Written request »
Lines containing "JSON" are to be counted. Give the number and nothing more.

Figure dataset records:
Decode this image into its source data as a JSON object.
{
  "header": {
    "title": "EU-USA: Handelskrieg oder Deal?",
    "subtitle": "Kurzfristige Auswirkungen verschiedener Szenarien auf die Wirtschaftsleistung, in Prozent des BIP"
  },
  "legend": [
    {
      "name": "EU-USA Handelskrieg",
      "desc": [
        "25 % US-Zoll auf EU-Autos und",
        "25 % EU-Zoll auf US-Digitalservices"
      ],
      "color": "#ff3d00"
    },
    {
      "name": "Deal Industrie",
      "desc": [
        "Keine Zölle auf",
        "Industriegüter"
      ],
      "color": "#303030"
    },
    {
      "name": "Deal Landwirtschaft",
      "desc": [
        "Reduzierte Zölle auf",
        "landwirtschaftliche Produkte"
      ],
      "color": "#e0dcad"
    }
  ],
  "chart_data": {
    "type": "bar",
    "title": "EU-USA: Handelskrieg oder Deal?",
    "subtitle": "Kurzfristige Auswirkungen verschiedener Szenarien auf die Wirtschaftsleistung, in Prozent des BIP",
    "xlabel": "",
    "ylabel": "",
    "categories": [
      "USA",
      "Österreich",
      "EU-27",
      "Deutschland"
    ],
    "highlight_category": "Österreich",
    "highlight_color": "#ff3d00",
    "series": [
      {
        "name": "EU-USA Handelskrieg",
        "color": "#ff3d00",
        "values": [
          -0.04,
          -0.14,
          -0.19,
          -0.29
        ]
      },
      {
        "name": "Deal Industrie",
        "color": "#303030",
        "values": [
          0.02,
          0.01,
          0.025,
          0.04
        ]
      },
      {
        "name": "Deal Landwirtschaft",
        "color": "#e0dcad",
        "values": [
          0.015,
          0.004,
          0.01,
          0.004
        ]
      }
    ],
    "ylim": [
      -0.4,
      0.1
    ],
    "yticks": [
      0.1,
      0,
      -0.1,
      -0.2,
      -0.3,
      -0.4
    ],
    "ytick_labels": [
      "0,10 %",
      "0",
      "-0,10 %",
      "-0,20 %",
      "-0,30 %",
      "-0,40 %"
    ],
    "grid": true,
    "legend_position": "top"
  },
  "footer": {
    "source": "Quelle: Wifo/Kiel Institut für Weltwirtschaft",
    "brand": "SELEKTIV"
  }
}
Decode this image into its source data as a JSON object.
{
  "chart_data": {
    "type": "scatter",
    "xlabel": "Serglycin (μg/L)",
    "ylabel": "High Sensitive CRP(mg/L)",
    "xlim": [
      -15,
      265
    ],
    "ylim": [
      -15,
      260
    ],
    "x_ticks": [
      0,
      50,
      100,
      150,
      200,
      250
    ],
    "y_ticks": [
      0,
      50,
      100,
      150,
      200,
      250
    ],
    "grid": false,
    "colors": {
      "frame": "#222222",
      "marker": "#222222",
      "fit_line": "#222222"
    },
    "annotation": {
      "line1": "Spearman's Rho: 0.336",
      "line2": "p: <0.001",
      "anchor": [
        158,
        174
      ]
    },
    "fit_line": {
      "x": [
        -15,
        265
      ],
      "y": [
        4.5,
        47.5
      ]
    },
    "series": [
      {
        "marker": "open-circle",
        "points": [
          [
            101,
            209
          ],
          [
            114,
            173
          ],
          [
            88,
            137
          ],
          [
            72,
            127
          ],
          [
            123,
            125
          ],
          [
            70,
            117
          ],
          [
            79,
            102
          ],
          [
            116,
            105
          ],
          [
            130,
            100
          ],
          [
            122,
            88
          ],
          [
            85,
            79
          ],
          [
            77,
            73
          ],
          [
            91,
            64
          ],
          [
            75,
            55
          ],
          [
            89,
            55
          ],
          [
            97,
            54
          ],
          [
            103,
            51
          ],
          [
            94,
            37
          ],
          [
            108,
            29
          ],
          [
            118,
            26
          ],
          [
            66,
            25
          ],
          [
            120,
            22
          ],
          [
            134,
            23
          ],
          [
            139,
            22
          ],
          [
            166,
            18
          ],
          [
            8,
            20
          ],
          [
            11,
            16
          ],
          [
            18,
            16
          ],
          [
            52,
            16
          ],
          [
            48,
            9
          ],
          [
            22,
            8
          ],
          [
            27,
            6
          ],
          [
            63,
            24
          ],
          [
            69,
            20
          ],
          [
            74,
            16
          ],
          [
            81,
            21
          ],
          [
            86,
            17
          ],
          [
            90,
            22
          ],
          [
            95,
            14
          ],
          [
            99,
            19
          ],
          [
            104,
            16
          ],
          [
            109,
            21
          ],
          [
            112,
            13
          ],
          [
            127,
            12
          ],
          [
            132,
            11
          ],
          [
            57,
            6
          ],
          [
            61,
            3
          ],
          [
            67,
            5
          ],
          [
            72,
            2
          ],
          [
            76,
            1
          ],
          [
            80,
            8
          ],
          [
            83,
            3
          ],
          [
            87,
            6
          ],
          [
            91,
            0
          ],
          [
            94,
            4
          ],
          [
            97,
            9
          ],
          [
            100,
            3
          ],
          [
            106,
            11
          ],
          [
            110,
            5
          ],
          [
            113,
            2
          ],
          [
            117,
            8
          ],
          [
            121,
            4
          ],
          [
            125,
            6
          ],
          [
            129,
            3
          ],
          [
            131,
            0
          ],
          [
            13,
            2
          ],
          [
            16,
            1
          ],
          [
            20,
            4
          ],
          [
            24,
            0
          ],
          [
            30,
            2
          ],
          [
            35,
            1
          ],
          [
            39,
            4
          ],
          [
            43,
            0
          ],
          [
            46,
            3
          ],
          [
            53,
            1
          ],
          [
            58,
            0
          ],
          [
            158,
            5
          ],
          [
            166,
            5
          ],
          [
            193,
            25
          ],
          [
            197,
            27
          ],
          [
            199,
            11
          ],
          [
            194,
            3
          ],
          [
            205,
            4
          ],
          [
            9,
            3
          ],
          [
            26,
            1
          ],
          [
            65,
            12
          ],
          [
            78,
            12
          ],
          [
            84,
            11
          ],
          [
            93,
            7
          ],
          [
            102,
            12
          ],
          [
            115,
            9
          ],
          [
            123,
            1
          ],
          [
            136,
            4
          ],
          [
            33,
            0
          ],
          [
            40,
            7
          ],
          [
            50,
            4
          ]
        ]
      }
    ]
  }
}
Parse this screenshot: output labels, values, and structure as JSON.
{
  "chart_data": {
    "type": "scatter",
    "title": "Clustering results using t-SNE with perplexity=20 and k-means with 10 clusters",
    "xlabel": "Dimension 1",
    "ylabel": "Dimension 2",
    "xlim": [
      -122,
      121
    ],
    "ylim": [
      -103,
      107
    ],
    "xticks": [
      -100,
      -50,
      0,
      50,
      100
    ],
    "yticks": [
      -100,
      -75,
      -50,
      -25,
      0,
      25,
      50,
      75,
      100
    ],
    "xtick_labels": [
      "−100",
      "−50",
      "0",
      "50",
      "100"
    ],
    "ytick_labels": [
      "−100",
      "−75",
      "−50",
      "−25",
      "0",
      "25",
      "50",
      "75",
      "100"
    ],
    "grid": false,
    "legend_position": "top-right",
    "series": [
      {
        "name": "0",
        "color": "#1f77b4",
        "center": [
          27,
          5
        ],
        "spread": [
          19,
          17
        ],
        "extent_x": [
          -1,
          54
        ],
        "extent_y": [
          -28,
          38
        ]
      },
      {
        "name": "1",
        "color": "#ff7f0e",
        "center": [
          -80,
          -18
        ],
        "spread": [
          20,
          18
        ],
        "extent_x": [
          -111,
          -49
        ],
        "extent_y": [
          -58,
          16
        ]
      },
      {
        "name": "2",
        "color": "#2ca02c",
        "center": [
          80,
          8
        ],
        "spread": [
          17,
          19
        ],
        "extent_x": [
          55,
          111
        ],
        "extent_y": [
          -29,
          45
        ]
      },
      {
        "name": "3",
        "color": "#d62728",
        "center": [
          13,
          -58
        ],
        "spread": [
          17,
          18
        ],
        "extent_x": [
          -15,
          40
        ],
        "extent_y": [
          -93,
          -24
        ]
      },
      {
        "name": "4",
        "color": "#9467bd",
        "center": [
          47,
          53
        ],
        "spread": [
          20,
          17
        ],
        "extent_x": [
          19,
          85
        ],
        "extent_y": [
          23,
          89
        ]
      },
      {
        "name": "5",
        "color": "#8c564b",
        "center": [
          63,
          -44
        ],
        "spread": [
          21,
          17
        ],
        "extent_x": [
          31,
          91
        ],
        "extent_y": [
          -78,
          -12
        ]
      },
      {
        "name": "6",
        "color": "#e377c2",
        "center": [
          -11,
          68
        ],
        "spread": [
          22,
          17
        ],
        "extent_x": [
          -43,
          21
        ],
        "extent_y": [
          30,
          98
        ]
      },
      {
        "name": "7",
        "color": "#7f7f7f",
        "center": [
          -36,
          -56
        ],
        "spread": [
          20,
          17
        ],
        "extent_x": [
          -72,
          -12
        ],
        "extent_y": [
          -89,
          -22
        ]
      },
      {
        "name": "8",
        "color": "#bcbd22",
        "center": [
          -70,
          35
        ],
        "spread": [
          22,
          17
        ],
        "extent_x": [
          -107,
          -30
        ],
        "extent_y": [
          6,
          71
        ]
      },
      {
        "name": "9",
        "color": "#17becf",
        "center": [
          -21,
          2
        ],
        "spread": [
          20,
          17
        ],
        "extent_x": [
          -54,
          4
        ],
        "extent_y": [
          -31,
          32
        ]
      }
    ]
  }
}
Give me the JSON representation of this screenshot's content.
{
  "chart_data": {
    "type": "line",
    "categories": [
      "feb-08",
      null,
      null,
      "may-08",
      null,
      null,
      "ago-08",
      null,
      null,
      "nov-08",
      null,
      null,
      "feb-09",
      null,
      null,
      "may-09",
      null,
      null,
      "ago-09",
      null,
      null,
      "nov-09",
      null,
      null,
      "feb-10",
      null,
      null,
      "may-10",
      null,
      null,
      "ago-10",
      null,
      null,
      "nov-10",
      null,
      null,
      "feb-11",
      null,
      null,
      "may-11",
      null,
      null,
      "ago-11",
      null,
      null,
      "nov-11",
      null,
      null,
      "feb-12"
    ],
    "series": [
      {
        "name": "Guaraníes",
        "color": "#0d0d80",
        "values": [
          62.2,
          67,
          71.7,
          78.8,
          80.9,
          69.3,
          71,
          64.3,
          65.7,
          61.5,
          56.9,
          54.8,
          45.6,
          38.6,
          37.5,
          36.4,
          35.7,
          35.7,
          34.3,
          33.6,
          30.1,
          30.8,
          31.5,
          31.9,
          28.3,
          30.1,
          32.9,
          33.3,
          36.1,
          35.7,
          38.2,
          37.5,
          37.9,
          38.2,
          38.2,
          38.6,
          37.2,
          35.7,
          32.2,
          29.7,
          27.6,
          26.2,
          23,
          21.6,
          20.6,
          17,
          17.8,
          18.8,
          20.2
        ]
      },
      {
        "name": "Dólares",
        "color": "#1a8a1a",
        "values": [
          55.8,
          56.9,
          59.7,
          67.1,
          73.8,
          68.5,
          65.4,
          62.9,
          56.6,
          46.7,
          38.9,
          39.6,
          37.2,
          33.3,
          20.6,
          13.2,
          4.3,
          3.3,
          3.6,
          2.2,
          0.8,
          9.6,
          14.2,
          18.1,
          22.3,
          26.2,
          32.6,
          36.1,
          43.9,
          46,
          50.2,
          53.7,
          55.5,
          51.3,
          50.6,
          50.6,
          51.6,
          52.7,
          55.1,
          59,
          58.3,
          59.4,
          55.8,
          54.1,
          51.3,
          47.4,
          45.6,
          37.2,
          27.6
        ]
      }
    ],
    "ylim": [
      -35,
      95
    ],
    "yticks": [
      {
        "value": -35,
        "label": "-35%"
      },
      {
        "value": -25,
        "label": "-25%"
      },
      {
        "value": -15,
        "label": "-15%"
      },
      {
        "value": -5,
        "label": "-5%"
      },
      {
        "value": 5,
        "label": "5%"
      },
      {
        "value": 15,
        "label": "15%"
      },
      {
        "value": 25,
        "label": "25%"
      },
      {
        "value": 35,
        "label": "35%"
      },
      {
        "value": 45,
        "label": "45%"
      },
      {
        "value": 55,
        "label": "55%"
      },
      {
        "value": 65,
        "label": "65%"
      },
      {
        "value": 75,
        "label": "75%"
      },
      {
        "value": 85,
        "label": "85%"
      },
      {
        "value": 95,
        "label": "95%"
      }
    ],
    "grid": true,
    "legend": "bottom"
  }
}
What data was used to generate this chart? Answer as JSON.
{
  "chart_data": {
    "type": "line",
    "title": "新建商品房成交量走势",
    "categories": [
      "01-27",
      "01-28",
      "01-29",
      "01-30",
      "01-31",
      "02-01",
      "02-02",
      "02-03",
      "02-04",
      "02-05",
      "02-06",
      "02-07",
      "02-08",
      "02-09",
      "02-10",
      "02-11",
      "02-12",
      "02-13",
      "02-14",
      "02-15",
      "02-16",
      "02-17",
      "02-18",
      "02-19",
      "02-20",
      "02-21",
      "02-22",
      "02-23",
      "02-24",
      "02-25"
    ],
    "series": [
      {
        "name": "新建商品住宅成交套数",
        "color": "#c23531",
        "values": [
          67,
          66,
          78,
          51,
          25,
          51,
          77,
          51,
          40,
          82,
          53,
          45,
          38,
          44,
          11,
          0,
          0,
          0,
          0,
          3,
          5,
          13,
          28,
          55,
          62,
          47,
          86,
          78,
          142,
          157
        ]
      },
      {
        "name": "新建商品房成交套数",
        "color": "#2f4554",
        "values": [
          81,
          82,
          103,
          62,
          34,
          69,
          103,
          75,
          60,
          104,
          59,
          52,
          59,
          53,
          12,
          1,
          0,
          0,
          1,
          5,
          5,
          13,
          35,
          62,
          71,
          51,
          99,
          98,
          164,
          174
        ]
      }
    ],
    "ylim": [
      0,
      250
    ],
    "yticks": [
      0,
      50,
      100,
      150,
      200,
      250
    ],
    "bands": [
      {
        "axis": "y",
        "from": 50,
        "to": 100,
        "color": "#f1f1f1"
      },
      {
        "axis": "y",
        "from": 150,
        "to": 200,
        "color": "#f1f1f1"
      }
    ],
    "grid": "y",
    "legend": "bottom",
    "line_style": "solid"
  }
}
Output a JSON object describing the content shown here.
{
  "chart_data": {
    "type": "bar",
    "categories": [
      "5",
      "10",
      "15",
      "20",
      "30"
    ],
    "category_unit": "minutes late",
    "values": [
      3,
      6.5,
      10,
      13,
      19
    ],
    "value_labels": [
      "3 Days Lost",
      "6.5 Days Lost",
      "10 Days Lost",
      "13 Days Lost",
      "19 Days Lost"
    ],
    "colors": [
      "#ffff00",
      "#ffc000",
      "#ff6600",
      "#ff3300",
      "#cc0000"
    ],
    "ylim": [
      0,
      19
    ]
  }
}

Output of the exercise »
6